◆ Saved entries ◆
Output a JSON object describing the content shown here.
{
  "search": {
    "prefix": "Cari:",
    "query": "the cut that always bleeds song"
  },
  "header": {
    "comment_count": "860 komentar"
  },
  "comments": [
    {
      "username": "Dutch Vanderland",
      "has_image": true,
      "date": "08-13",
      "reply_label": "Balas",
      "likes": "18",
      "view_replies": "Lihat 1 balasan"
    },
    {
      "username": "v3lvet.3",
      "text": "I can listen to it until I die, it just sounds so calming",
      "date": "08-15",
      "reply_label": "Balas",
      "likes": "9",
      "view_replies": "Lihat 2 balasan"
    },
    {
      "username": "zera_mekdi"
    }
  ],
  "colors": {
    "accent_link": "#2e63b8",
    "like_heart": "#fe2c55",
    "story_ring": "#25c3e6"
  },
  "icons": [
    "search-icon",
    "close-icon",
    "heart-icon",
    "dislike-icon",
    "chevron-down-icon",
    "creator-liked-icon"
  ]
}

◆ Your instructions ◆
Search the data above for the string "Lihat" and return every line that has it.

◆ The reply ◆
      "view_replies": "Lihat 1 balasan"
      "view_replies": "Lihat 2 balasan"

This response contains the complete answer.